* **Problem statement**
The records below are to be copied word for word, with every picture left out.

Saved entries
● ● ● ● ● ● ●
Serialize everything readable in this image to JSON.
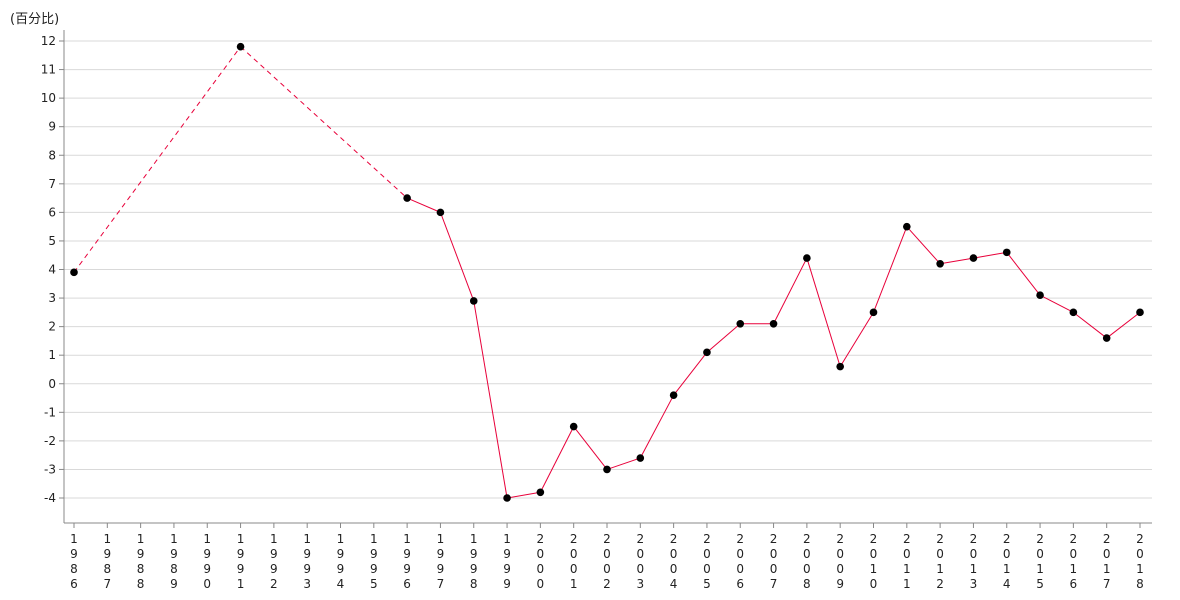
{
  "chart_data": {
    "type": "line",
    "ylabel": "(百分比)",
    "ylim": [
      -4,
      12
    ],
    "yticks": [
      -4,
      -3,
      -2,
      -1,
      0,
      1,
      2,
      3,
      4,
      5,
      6,
      7,
      8,
      9,
      10,
      11,
      12
    ],
    "grid": true,
    "x": [
      1986,
      1987,
      1988,
      1989,
      1990,
      1991,
      1992,
      1993,
      1994,
      1995,
      1996,
      1997,
      1998,
      1999,
      2000,
      2001,
      2002,
      2003,
      2004,
      2005,
      2006,
      2007,
      2008,
      2009,
      2010,
      2011,
      2012,
      2013,
      2014,
      2015,
      2016,
      2017,
      2018
    ],
    "series": [
      {
        "color": "#e8003a",
        "marker_color": "#000000",
        "values": [
          3.9,
          null,
          null,
          null,
          null,
          11.8,
          null,
          null,
          null,
          null,
          6.5,
          6.0,
          2.9,
          -4.0,
          -3.8,
          -1.5,
          -3.0,
          -2.6,
          -0.4,
          1.1,
          2.1,
          2.1,
          4.4,
          0.6,
          2.5,
          5.5,
          4.2,
          4.4,
          4.6,
          3.1,
          2.5,
          1.6,
          2.5
        ],
        "gaps_drawn": "dashed"
      }
    ]
  }
}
● ● ● ● ● ● ●
* **Response below**
Serialize everything readable in this image to JSON.
{
  "chart_data": {
    "type": "line",
    "ylabel": "(百分比)",
    "ylim": [
      -4,
      12
    ],
    "yticks": [
      -4,
      -3,
      -2,
      -1,
      0,
      1,
      2,
      3,
      4,
      5,
      6,
      7,
      8,
      9,
      10,
      11,
      12
    ],
    "grid": true,
    "x": [
      1986,
      1987,
      1988,
      1989,
      1990,
      1991,
      1992,
      1993,
      1994,
      1995,
      1996,
      1997,
      1998,
      1999,
      2000,
      2001,
      2002,
      2003,
      2004,
      2005,
      2006,
      2007,
      2008,
      2009,
      2010,
      2011,
      2012,
      2013,
      2014,
      2015,
      2016,
      2017,
      2018
    ],
    "series": [
      {
        "color": "#e8003a",
        "marker_color": "#000000",
        "values": [
          3.9,
          null,
          null,
          null,
          null,
          11.8,
          null,
          null,
          null,
          null,
          6.5,
          6.0,
          2.9,
          -4.0,
          -3.8,
          -1.5,
          -3.0,
          -2.6,
          -0.4,
          1.1,
          2.1,
          2.1,
          4.4,
          0.6,
          2.5,
          5.5,
          4.2,
          4.4,
          4.6,
          3.1,
          2.5,
          1.6,
          2.5
        ],
        "gaps_drawn": "dashed"
      }
    ]
  }
}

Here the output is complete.